■ **Objective**:
Restate each line of the listing exactly, without carrying over any pictures.

■ **The data**:

☆ ☆ ☆ ☆ ☆ ☆ ☆

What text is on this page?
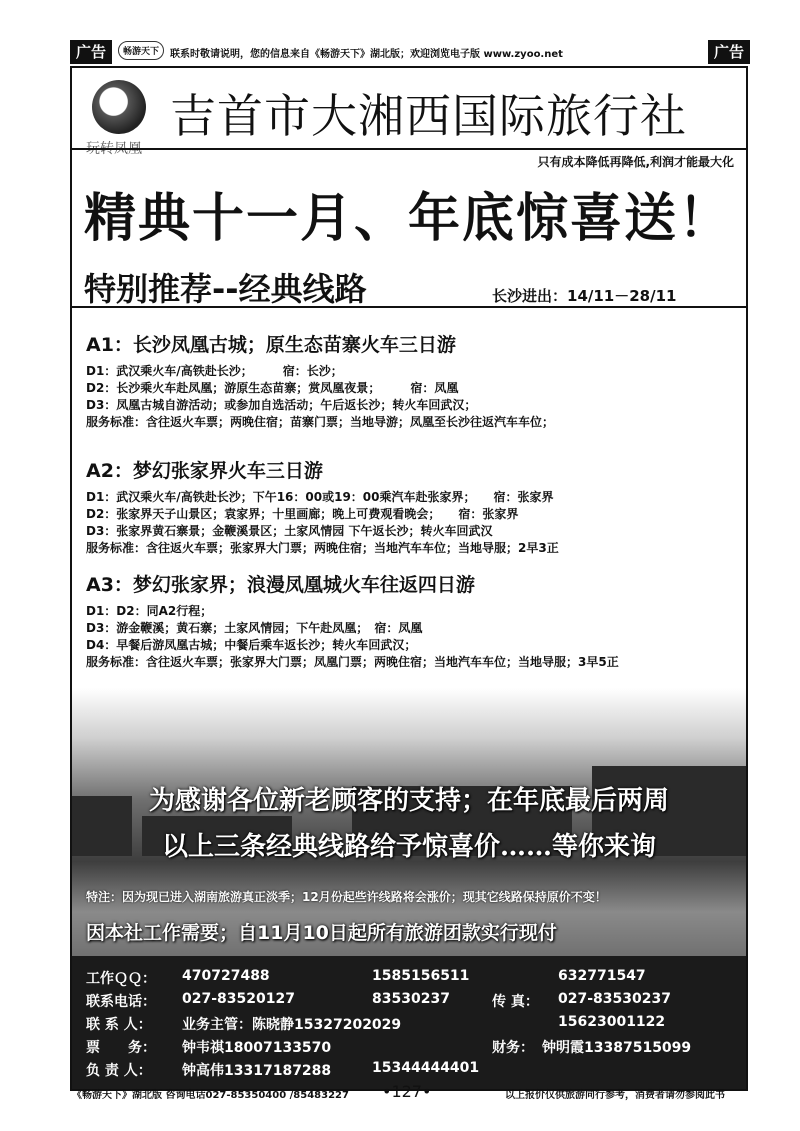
广告	畅游天下	联系时敬请说明，您的信息来自《畅游天下》湖北版；欢迎浏览电子版 www.zyoo.net	广告
玩转凤凰
吉首市大湘西国际旅行社
只有成本降低再降低,利润才能最大化
精典十一月、年底惊喜送！
特别推荐--经典线路	长沙进出：14/11－28/11
A1：长沙凤凰古城；原生态苗寨火车三日游
D1：武汉乘火车/高铁赴长沙；　　　宿：长沙；
D2：长沙乘火车赴凤凰；游原生态苗寨；赏凤凰夜景；　　　宿：凤凰
D3：凤凰古城自游活动；或参加自选活动；午后返长沙；转火车回武汉；
服务标准：含往返火车票；两晚住宿；苗寨门票；当地导游；凤凰至长沙往返汽车车位；
A2：梦幻张家界火车三日游
D1：武汉乘火车/高铁赴长沙；下午16：00或19：00乘汽车赴张家界；　　宿：张家界
D2：张家界天子山景区；袁家界；十里画廊；晚上可费观看晚会；　　宿：张家界
D3：张家界黄石寨景；金鞭溪景区；土家风情园 下午返长沙；转火车回武汉
服务标准：含往返火车票；张家界大门票；两晚住宿；当地汽车车位；当地导服；2早3正
A3：梦幻张家界；浪漫凤凰城火车往返四日游
D1：D2：同A2行程；
D3：游金鞭溪；黄石寨；土家风情园；下午赴凤凰；　宿：凤凰
D4：早餐后游凤凰古城；中餐后乘车返长沙；转火车回武汉；
服务标准：含往返火车票；张家界大门票；凤凰门票；两晚住宿；当地汽车车位；当地导服；3早5正
为感谢各位新老顾客的支持；在年底最后两周
以上三条经典线路给予惊喜价……等你来询
特注：因为现已进入湖南旅游真正淡季；12月份起些许线路将会涨价；现其它线路保持原价不变！
因本社工作需要；自11月10日起所有旅游团款实行现付
工作ＱＱ： 470727488	1585156511	632771547
联系电话： 027-83520127	83530237	传 真： 027-83530237
联 系 人： 业务主管：陈晓静15327202029	15623001122
票　　务： 钟韦祺18007133570	财务： 钟明霞13387515099
负 责 人： 钟高伟13317187288	15344444401
《畅游天下》湖北版 咨询电话027-85350400 /85483227 •127•	以上报价仅供旅游同行参考，消费者请勿参阅此书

☆ ☆ ☆ ☆ ☆ ☆ ☆

■ **Expected answer**:
What text is on this page?
广告	畅游天下	联系时敬请说明，您的信息来自《畅游天下》湖北版；欢迎浏览电子版 www.zyoo.net	广告
玩转凤凰
吉首市大湘西国际旅行社
只有成本降低再降低,利润才能最大化
精典十一月、年底惊喜送！
特别推荐--经典线路	长沙进出：14/11－28/11
A1：长沙凤凰古城；原生态苗寨火车三日游
D1：武汉乘火车/高铁赴长沙；　　　宿：长沙；
D2：长沙乘火车赴凤凰；游原生态苗寨；赏凤凰夜景；　　　宿：凤凰
D3：凤凰古城自游活动；或参加自选活动；午后返长沙；转火车回武汉；
服务标准：含往返火车票；两晚住宿；苗寨门票；当地导游；凤凰至长沙往返汽车车位；
A2：梦幻张家界火车三日游
D1：武汉乘火车/高铁赴长沙；下午16：00或19：00乘汽车赴张家界；　　宿：张家界
D2：张家界天子山景区；袁家界；十里画廊；晚上可费观看晚会；　　宿：张家界
D3：张家界黄石寨景；金鞭溪景区；土家风情园 下午返长沙；转火车回武汉
服务标准：含往返火车票；张家界大门票；两晚住宿；当地汽车车位；当地导服；2早3正
A3：梦幻张家界；浪漫凤凰城火车往返四日游
D1：D2：同A2行程；
D3：游金鞭溪；黄石寨；土家风情园；下午赴凤凰；　宿：凤凰
D4：早餐后游凤凰古城；中餐后乘车返长沙；转火车回武汉；
服务标准：含往返火车票；张家界大门票；凤凰门票；两晚住宿；当地汽车车位；当地导服；3早5正
为感谢各位新老顾客的支持；在年底最后两周
以上三条经典线路给予惊喜价……等你来询
特注：因为现已进入湖南旅游真正淡季；12月份起些许线路将会涨价；现其它线路保持原价不变！
因本社工作需要；自11月10日起所有旅游团款实行现付
工作ＱＱ： 470727488	1585156511	632771547
联系电话： 027-83520127	83530237	传 真： 027-83530237
联 系 人： 业务主管：陈晓静15327202029	15623001122
票　　务： 钟韦祺18007133570	财务： 钟明霞13387515099
负 责 人： 钟高伟13317187288	15344444401
《畅游天下》湖北版 咨询电话027-85350400 /85483227 •127•	以上报价仅供旅游同行参考，消费者请勿参阅此书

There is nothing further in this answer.